-- START OF Records for the exercise --

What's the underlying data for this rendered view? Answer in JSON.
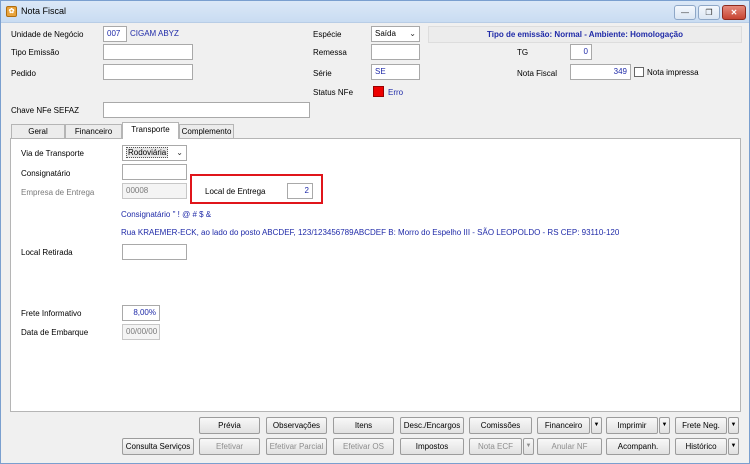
{
  "window": {
    "title": "Nota Fiscal",
    "controls": [
      "—",
      "❐",
      "✕"
    ]
  },
  "header": {
    "unidade_label": "Unidade de Negócio",
    "unidade_code": "007",
    "unidade_name": "CIGAM ABYZ",
    "tipo_emissao_label": "Tipo Emissão",
    "pedido_label": "Pedido",
    "especie_label": "Espécie",
    "especie_value": "Saída",
    "remessa_label": "Remessa",
    "serie_label": "Série",
    "serie_value": "SE",
    "status_label": "Status NFe",
    "status_value": "Erro",
    "status_color": "#e00000",
    "info_text": "Tipo de emissão: Normal - Ambiente: Homologação",
    "tg_label": "TG",
    "tg_value": "0",
    "nota_fiscal_label": "Nota Fiscal",
    "nota_fiscal_value": "349",
    "nota_impressa_label": "Nota impressa",
    "chave_label": "Chave NFe SEFAZ"
  },
  "tabs": [
    "Geral",
    "Financeiro",
    "Transporte",
    "Complemento"
  ],
  "active_tab": "Transporte",
  "transporte": {
    "via_label": "Via de Transporte",
    "via_value": "Rodoviária",
    "consignatario_label": "Consignatário",
    "empresa_label": "Empresa de Entrega",
    "empresa_value": "00008",
    "local_entrega_label": "Local de Entrega",
    "local_entrega_value": "2",
    "consignatario_text": "Consignatário \" ! @ # $ &",
    "address_text": "Rua KRAEMER-ECK, ao lado do posto ABCDEF, 123/123456789ABCDEF B: Morro do Espelho III - SÃO LEOPOLDO - RS CEP: 93110-120",
    "local_retirada_label": "Local Retirada",
    "frete_label": "Frete Informativo",
    "frete_value": "8,00%",
    "embarque_label": "Data de Embarque",
    "embarque_value": "00/00/00"
  },
  "buttons_row1": [
    "Prévia",
    "Observações",
    "Itens",
    "Desc./Encargos",
    "Comissões",
    "Financeiro",
    "Imprimir",
    "Frete Neg."
  ],
  "buttons_row2": [
    "Consulta Serviços",
    "Efetivar",
    "Efetivar Parcial",
    "Efetivar OS",
    "Impostos",
    "Nota ECF",
    "Anular NF",
    "Acompanh.",
    "Histórico"
  ],
  "accent_highlight": "#e0151b",
  "text_blue": "#1f2aa8"
}
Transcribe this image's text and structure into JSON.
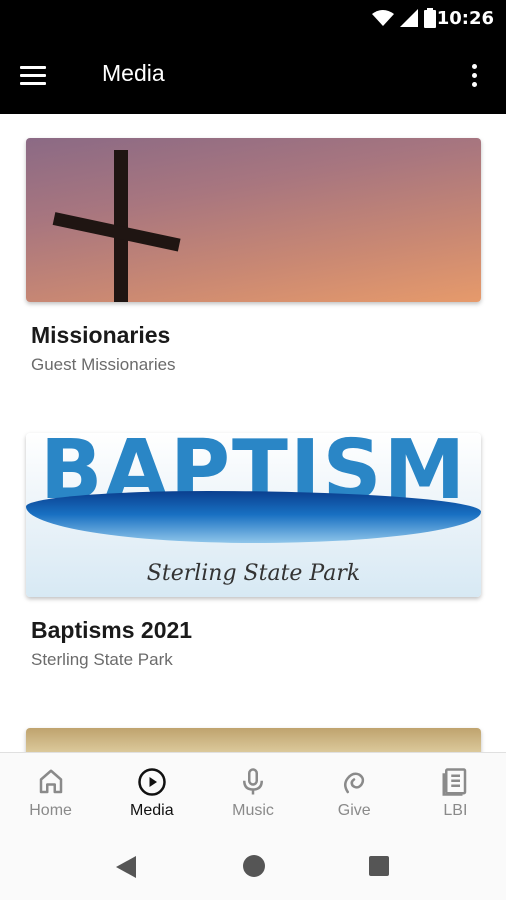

-- END OF Records for the exercise --

Objective :: Restate the records word for word, omitting images.

Expected answer ::
What's the underlying data for this rendered view? Answer in JSON.
{
  "window": {
    "title": "Nota Fiscal",
    "controls": [
      "—",
      "❐",
      "✕"
    ]
  },
  "header": {
    "unidade_label": "Unidade de Negócio",
    "unidade_code": "007",
    "unidade_name": "CIGAM ABYZ",
    "tipo_emissao_label": "Tipo Emissão",
    "pedido_label": "Pedido",
    "especie_label": "Espécie",
    "especie_value": "Saída",
    "remessa_label": "Remessa",
    "serie_label": "Série",
    "serie_value": "SE",
    "status_label": "Status NFe",
    "status_value": "Erro",
    "status_color": "#e00000",
    "info_text": "Tipo de emissão: Normal - Ambiente: Homologação",
    "tg_label": "TG",
    "tg_value": "0",
    "nota_fiscal_label": "Nota Fiscal",
    "nota_fiscal_value": "349",
    "nota_impressa_label": "Nota impressa",
    "chave_label": "Chave NFe SEFAZ"
  },
  "tabs": [
    "Geral",
    "Financeiro",
    "Transporte",
    "Complemento"
  ],
  "active_tab": "Transporte",
  "transporte": {
    "via_label": "Via de Transporte",
    "via_value": "Rodoviária",
    "consignatario_label": "Consignatário",
    "empresa_label": "Empresa de Entrega",
    "empresa_value": "00008",
    "local_entrega_label": "Local de Entrega",
    "local_entrega_value": "2",
    "consignatario_text": "Consignatário \" ! @ # $ &",
    "address_text": "Rua KRAEMER-ECK, ao lado do posto ABCDEF, 123/123456789ABCDEF B: Morro do Espelho III - SÃO LEOPOLDO - RS CEP: 93110-120",
    "local_retirada_label": "Local Retirada",
    "frete_label": "Frete Informativo",
    "frete_value": "8,00%",
    "embarque_label": "Data de Embarque",
    "embarque_value": "00/00/00"
  },
  "buttons_row1": [
    "Prévia",
    "Observações",
    "Itens",
    "Desc./Encargos",
    "Comissões",
    "Financeiro",
    "Imprimir",
    "Frete Neg."
  ],
  "buttons_row2": [
    "Consulta Serviços",
    "Efetivar",
    "Efetivar Parcial",
    "Efetivar OS",
    "Impostos",
    "Nota ECF",
    "Anular NF",
    "Acompanh.",
    "Histórico"
  ],
  "accent_highlight": "#e0151b",
  "text_blue": "#1f2aa8"
}
Transcribe this image's text and structure into JSON.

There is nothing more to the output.